**EXTRACTED INFORMATION:**
[start]

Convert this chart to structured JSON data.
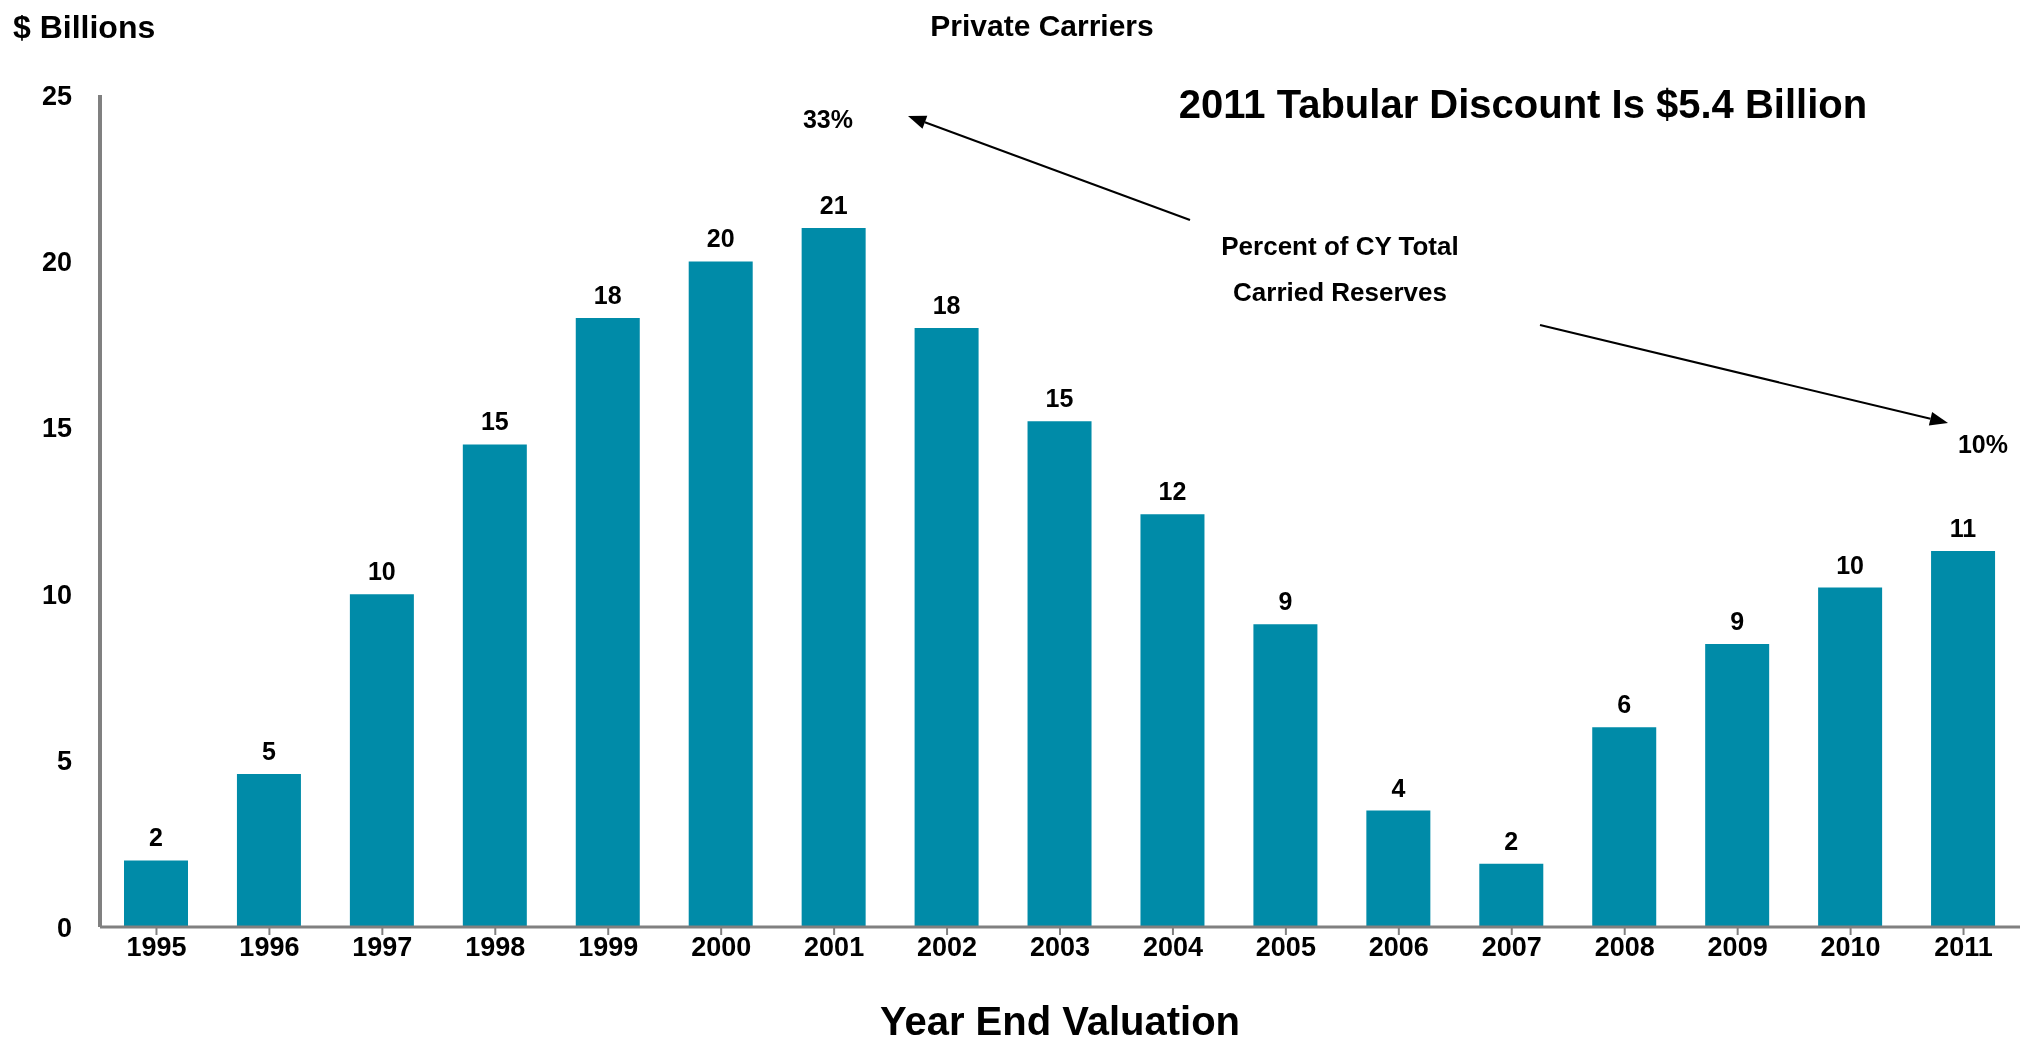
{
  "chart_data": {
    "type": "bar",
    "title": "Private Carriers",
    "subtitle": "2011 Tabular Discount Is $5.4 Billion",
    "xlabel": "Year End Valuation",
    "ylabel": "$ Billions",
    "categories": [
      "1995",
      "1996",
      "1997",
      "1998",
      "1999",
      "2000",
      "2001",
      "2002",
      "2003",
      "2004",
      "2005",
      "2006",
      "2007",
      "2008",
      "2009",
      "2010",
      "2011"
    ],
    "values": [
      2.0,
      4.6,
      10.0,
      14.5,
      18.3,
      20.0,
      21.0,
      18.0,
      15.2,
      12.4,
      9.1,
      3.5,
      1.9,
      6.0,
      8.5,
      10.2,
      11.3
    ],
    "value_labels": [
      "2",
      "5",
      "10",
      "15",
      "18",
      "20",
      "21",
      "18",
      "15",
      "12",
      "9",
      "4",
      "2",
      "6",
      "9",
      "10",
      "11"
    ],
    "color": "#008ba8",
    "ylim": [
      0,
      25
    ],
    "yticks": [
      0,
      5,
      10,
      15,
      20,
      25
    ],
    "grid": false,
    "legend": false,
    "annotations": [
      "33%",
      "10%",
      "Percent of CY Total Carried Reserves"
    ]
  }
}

[end]

**GOAL OF THE EXERCISE:**
Set the listing down in full and exactly. Pictures within it should not appear in the copy.

**EXERCISE OUTPUT:**
Convert this chart to structured JSON data.
{
  "chart_data": {
    "type": "bar",
    "title": "Private Carriers",
    "subtitle": "2011 Tabular Discount Is $5.4 Billion",
    "xlabel": "Year End Valuation",
    "ylabel": "$ Billions",
    "categories": [
      "1995",
      "1996",
      "1997",
      "1998",
      "1999",
      "2000",
      "2001",
      "2002",
      "2003",
      "2004",
      "2005",
      "2006",
      "2007",
      "2008",
      "2009",
      "2010",
      "2011"
    ],
    "values": [
      2.0,
      4.6,
      10.0,
      14.5,
      18.3,
      20.0,
      21.0,
      18.0,
      15.2,
      12.4,
      9.1,
      3.5,
      1.9,
      6.0,
      8.5,
      10.2,
      11.3
    ],
    "value_labels": [
      "2",
      "5",
      "10",
      "15",
      "18",
      "20",
      "21",
      "18",
      "15",
      "12",
      "9",
      "4",
      "2",
      "6",
      "9",
      "10",
      "11"
    ],
    "color": "#008ba8",
    "ylim": [
      0,
      25
    ],
    "yticks": [
      0,
      5,
      10,
      15,
      20,
      25
    ],
    "grid": false,
    "legend": false,
    "annotations": [
      "33%",
      "10%",
      "Percent of CY Total Carried Reserves"
    ]
  }
}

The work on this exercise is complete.